The task - In the material below, find how many lines contain the string "wciśnięty". Write only that number.

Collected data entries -
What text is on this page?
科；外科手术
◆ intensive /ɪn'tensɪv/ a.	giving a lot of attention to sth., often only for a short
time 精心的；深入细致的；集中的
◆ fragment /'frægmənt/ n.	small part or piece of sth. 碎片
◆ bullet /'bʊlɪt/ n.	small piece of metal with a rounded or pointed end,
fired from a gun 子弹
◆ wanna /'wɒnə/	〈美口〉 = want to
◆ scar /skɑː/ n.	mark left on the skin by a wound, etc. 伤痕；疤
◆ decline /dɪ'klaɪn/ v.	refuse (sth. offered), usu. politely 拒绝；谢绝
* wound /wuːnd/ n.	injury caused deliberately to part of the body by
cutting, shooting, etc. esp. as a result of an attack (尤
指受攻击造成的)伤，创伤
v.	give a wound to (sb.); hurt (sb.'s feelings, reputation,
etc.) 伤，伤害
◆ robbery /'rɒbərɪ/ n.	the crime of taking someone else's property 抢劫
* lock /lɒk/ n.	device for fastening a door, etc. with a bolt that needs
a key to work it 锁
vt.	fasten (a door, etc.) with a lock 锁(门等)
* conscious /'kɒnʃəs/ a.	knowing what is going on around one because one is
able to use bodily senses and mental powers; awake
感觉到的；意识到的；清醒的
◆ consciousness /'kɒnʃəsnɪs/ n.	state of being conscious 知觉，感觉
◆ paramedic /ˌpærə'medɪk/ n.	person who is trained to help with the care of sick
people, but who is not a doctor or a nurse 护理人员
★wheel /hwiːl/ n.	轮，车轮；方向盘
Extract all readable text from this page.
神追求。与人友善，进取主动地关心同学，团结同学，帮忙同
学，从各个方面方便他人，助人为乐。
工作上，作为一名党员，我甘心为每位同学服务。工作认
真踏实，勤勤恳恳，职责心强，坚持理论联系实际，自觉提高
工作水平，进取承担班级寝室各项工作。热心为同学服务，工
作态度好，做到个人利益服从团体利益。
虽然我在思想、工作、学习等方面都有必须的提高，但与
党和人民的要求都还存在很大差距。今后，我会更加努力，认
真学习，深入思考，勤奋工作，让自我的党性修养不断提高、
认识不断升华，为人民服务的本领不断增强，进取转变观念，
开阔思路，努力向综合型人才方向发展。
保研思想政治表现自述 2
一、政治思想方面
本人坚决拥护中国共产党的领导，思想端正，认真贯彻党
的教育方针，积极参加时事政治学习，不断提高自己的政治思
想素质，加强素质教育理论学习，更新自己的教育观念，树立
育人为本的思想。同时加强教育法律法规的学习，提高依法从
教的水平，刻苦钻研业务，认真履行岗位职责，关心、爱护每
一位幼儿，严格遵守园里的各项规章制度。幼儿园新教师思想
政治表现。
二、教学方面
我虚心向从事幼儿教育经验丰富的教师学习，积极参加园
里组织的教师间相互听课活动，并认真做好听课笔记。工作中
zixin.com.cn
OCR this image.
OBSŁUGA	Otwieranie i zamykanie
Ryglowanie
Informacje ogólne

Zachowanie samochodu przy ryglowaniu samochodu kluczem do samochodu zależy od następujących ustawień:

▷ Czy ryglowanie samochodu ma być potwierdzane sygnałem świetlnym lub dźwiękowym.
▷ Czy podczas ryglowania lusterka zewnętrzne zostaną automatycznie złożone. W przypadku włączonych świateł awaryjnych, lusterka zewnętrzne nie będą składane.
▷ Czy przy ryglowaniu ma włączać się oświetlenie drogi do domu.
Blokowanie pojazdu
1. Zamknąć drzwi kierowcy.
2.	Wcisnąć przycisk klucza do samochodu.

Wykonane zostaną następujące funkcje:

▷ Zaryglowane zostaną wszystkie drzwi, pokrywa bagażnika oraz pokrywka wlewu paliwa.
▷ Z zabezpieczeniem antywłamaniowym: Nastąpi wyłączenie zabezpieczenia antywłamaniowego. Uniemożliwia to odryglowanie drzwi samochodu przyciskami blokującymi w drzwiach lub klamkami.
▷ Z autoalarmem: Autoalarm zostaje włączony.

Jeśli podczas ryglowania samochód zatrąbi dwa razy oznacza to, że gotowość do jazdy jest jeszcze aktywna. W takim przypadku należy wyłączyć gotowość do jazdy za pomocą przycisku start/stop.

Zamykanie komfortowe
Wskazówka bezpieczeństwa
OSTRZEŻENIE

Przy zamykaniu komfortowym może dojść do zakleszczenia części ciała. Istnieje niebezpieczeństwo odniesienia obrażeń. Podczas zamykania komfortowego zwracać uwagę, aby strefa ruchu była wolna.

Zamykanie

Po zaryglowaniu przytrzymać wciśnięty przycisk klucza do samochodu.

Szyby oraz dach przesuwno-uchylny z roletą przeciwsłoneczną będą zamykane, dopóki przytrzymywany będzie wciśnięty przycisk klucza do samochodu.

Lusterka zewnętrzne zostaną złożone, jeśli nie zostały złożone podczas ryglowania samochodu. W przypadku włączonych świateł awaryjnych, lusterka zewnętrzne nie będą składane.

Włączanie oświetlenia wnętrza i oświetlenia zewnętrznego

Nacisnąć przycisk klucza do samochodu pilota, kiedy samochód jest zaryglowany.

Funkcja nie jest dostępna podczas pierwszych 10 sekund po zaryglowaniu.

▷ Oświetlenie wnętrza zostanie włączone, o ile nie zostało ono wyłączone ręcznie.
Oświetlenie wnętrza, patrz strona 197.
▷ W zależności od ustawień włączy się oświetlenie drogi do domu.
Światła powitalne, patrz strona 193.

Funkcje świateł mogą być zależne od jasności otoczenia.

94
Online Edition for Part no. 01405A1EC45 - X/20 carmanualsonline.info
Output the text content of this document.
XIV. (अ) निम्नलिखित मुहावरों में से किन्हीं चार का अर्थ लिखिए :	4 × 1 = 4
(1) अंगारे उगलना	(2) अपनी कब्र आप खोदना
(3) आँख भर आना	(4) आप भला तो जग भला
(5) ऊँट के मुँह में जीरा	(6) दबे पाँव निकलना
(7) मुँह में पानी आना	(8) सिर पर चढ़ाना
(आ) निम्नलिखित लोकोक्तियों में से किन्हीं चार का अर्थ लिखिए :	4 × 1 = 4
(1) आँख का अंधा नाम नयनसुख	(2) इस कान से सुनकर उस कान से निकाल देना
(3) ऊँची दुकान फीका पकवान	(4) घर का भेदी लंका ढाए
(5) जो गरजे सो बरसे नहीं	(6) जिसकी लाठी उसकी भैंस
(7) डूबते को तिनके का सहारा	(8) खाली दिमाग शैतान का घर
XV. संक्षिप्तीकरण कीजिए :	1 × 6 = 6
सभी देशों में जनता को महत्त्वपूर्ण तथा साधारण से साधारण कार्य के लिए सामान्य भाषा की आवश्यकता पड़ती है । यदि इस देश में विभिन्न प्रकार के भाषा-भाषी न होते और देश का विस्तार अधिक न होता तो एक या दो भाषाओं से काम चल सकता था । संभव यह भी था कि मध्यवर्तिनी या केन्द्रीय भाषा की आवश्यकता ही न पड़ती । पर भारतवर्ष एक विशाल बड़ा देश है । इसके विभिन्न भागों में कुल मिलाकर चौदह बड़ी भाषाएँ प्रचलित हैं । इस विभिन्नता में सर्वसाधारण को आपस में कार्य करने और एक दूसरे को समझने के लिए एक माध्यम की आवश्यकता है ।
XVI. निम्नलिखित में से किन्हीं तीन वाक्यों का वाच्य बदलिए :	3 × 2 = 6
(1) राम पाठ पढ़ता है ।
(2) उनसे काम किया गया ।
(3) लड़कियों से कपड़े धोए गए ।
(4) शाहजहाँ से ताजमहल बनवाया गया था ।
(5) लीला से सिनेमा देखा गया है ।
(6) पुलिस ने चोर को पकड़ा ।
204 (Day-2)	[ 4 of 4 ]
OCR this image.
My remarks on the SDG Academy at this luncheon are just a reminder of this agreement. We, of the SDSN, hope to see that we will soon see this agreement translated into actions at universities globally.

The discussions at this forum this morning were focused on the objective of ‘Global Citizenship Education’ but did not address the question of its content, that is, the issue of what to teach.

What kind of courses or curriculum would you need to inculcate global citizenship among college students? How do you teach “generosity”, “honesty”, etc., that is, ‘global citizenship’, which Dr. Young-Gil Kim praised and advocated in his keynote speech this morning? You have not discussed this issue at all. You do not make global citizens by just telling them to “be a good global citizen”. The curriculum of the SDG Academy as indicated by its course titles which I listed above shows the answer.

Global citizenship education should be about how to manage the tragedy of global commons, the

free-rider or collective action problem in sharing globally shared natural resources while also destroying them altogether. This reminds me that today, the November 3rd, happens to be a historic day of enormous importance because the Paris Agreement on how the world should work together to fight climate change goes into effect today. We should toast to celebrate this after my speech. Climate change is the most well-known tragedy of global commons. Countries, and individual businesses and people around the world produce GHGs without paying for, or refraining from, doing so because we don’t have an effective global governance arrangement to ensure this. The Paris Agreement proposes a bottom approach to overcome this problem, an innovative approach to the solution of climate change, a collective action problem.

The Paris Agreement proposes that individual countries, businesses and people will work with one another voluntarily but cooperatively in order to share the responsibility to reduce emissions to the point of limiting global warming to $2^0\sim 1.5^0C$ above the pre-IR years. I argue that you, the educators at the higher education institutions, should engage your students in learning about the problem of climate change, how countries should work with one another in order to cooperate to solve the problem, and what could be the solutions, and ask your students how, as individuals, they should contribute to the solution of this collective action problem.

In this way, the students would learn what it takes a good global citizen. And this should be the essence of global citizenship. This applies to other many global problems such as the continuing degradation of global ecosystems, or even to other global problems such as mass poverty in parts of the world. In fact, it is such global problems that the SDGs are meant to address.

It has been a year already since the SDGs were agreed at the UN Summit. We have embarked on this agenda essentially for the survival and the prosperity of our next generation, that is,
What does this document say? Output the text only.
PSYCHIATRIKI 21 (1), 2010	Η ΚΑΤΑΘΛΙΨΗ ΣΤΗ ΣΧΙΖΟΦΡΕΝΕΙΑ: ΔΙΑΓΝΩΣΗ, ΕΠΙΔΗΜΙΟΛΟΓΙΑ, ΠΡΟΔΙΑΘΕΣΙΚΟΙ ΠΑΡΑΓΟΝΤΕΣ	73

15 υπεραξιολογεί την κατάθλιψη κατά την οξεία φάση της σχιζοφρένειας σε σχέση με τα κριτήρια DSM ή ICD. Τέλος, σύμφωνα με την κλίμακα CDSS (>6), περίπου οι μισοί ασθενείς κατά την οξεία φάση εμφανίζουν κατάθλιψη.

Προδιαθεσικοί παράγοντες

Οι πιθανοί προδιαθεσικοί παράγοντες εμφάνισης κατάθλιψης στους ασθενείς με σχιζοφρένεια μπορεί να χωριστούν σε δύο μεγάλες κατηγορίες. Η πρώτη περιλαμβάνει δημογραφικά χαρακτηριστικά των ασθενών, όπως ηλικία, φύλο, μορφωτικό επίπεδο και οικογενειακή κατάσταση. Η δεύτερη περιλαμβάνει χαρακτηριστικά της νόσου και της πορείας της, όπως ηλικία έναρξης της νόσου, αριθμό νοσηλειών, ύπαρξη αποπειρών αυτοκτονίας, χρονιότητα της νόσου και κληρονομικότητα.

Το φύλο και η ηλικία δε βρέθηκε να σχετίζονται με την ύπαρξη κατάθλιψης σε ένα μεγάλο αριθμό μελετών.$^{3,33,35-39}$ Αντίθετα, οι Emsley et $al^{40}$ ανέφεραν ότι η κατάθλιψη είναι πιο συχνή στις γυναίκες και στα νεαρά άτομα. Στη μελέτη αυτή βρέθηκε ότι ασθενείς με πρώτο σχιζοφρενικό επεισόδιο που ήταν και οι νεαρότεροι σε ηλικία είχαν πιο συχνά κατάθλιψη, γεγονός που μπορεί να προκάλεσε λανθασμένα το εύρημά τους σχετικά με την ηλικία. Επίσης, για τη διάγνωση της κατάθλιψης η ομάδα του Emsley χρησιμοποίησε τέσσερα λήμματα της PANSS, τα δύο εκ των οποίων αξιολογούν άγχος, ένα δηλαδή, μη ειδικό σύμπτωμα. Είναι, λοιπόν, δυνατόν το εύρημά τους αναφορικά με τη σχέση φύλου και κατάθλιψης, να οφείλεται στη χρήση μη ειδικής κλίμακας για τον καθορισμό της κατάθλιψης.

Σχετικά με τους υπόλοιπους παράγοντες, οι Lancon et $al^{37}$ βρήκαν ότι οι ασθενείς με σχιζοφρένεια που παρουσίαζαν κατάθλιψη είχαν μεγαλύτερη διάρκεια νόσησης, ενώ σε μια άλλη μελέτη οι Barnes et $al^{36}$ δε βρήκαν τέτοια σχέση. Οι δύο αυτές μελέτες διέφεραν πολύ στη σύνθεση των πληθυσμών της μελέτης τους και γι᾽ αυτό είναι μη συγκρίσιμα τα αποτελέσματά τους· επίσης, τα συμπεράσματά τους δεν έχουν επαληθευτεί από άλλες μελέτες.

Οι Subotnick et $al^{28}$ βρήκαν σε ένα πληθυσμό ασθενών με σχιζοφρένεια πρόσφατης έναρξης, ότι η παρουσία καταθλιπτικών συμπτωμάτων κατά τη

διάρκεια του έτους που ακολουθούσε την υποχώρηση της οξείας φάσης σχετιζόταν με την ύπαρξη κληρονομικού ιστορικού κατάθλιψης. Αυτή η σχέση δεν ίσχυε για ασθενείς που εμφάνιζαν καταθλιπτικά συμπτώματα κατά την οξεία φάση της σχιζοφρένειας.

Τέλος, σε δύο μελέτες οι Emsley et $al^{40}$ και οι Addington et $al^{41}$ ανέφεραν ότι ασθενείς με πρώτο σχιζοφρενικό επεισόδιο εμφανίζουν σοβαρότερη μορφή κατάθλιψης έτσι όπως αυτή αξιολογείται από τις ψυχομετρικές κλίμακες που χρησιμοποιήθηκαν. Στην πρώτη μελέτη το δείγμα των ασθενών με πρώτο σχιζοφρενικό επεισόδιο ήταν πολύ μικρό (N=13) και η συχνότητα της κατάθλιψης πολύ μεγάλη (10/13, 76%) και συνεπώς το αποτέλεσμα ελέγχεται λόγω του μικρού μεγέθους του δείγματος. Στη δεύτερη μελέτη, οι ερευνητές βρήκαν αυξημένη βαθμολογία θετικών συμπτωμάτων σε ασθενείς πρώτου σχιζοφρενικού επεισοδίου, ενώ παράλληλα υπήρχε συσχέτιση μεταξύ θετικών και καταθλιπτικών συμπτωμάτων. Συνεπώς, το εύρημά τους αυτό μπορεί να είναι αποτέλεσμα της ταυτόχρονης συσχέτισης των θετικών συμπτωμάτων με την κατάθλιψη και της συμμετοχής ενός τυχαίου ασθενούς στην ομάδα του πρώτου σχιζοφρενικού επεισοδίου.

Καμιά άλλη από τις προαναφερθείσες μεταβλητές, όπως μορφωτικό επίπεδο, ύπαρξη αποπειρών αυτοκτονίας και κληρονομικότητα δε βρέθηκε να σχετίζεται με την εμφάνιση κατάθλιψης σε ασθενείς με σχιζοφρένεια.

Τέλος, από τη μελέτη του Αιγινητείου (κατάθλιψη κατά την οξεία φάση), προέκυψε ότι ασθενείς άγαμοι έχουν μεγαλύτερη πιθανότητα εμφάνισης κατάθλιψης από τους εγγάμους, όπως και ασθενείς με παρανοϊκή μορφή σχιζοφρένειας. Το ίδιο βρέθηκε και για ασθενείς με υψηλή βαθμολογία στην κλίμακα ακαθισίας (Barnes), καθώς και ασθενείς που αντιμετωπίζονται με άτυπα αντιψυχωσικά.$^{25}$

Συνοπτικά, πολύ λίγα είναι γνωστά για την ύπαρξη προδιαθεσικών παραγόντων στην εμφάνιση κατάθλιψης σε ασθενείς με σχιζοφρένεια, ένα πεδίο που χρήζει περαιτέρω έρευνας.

Solved exercise - 2